- [Written request]:
Give the listing again exactly, omitting its images.

- [Input for this task]:
════════

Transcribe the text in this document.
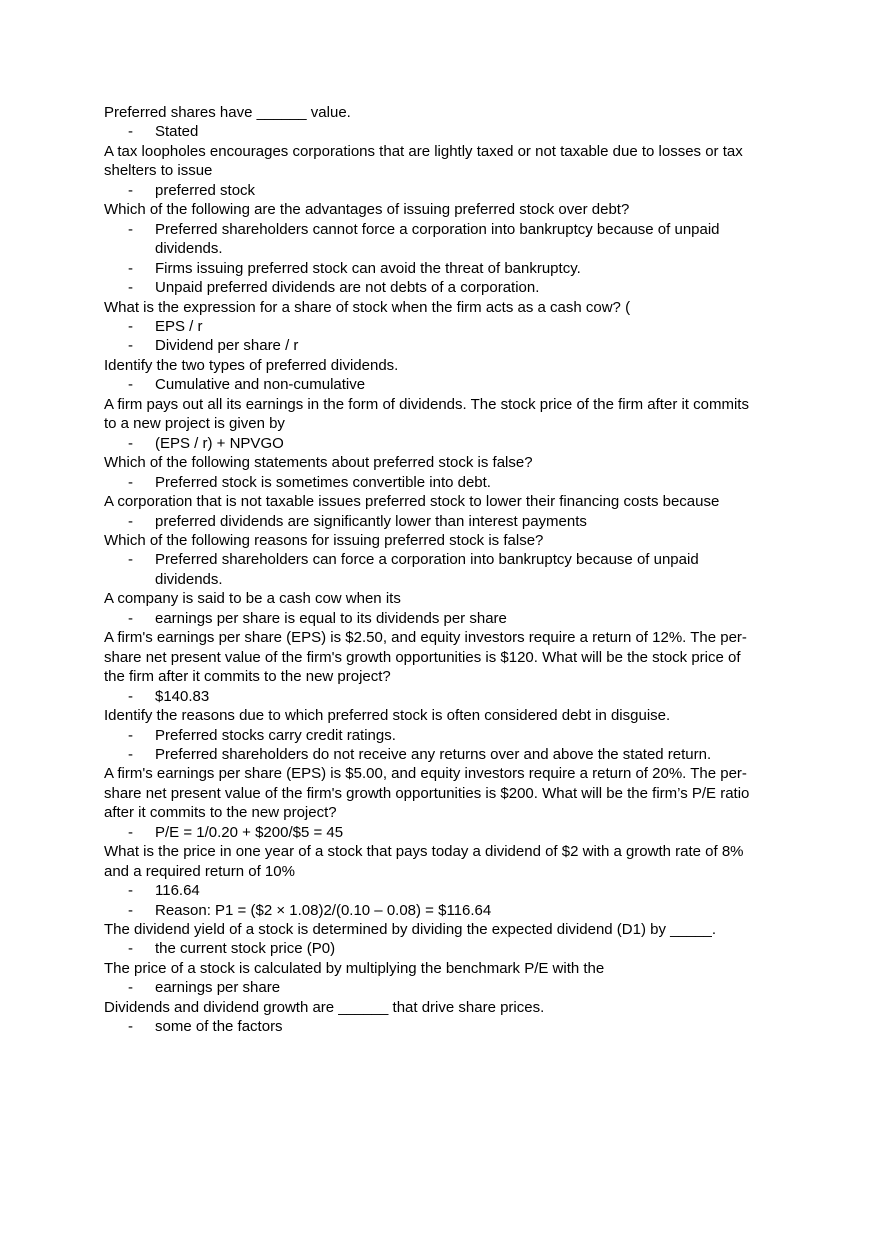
Preferred shares have ______ value.

- Stated

A tax loopholes encourages corporations that are lightly taxed or not taxable due to losses or tax shelters to issue

- preferred stock

Which of the following are the advantages of issuing preferred stock over debt?

- Preferred shareholders cannot force a corporation into bankruptcy because of unpaid dividends.
- Firms issuing preferred stock can avoid the threat of bankruptcy.
- Unpaid preferred dividends are not debts of a corporation.

What is the expression for a share of stock when the firm acts as a cash cow? (

- EPS / r
- Dividend per share / r

Identify the two types of preferred dividends.

- Cumulative and non-cumulative

A firm pays out all its earnings in the form of dividends. The stock price of the firm after it commits to a new project is given by

- (EPS / r) + NPVGO

Which of the following statements about preferred stock is false?

- Preferred stock is sometimes convertible into debt.

A corporation that is not taxable issues preferred stock to lower their financing costs because

- preferred dividends are significantly lower than interest payments

Which of the following reasons for issuing preferred stock is false?

- Preferred shareholders can force a corporation into bankruptcy because of unpaid dividends.

A company is said to be a cash cow when its

- earnings per share is equal to its dividends per share

A firm's earnings per share (EPS) is $2.50, and equity investors require a return of 12%. The per-share net present value of the firm's growth opportunities is $120. What will be the stock price of the firm after it commits to the new project?

- $140.83

Identify the reasons due to which preferred stock is often considered debt in disguise.

- Preferred stocks carry credit ratings.
- Preferred shareholders do not receive any returns over and above the stated return.

A firm's earnings per share (EPS) is $5.00, and equity investors require a return of 20%. The per-share net present value of the firm's growth opportunities is $200. What will be the firm’s P/E ratio after it commits to the new project?

- P/E = 1/0.20 + $200/$5 = 45

What is the price in one year of a stock that pays today a dividend of $2 with a growth rate of 8% and a required return of 10%

- 116.64
- Reason: P1 = ($2 × 1.08)2/(0.10 – 0.08) = $116.64

The dividend yield of a stock is determined by dividing the expected dividend (D1) by _____.

- the current stock price (P0)

The price of a stock is calculated by multiplying the benchmark P/E with the

- earnings per share

Dividends and dividend growth are ______ that drive share prices.

- some of the factors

════════

- [Answer to the problem]:
Transcribe the text in this document.
Preferred shares have ______ value.

- Stated

A tax loopholes encourages corporations that are lightly taxed or not taxable due to losses or tax shelters to issue

- preferred stock

Which of the following are the advantages of issuing preferred stock over debt?

- Preferred shareholders cannot force a corporation into bankruptcy because of unpaid dividends.
- Firms issuing preferred stock can avoid the threat of bankruptcy.
- Unpaid preferred dividends are not debts of a corporation.

What is the expression for a share of stock when the firm acts as a cash cow? (

- EPS / r
- Dividend per share / r

Identify the two types of preferred dividends.

- Cumulative and non-cumulative

A firm pays out all its earnings in the form of dividends. The stock price of the firm after it commits to a new project is given by

- (EPS / r) + NPVGO

Which of the following statements about preferred stock is false?

- Preferred stock is sometimes convertible into debt.

A corporation that is not taxable issues preferred stock to lower their financing costs because

- preferred dividends are significantly lower than interest payments

Which of the following reasons for issuing preferred stock is false?

- Preferred shareholders can force a corporation into bankruptcy because of unpaid dividends.

A company is said to be a cash cow when its

- earnings per share is equal to its dividends per share

A firm's earnings per share (EPS) is $2.50, and equity investors require a return of 12%. The per-share net present value of the firm's growth opportunities is $120. What will be the stock price of the firm after it commits to the new project?

- $140.83

Identify the reasons due to which preferred stock is often considered debt in disguise.

- Preferred stocks carry credit ratings.
- Preferred shareholders do not receive any returns over and above the stated return.

A firm's earnings per share (EPS) is $5.00, and equity investors require a return of 20%. The per-share net present value of the firm's growth opportunities is $200. What will be the firm’s P/E ratio after it commits to the new project?

- P/E = 1/0.20 + $200/$5 = 45

What is the price in one year of a stock that pays today a dividend of $2 with a growth rate of 8% and a required return of 10%

- 116.64
- Reason: P1 = ($2 × 1.08)2/(0.10 – 0.08) = $116.64

The dividend yield of a stock is determined by dividing the expected dividend (D1) by _____.

- the current stock price (P0)

The price of a stock is calculated by multiplying the benchmark P/E with the

- earnings per share

Dividends and dividend growth are ______ that drive share prices.

- some of the factors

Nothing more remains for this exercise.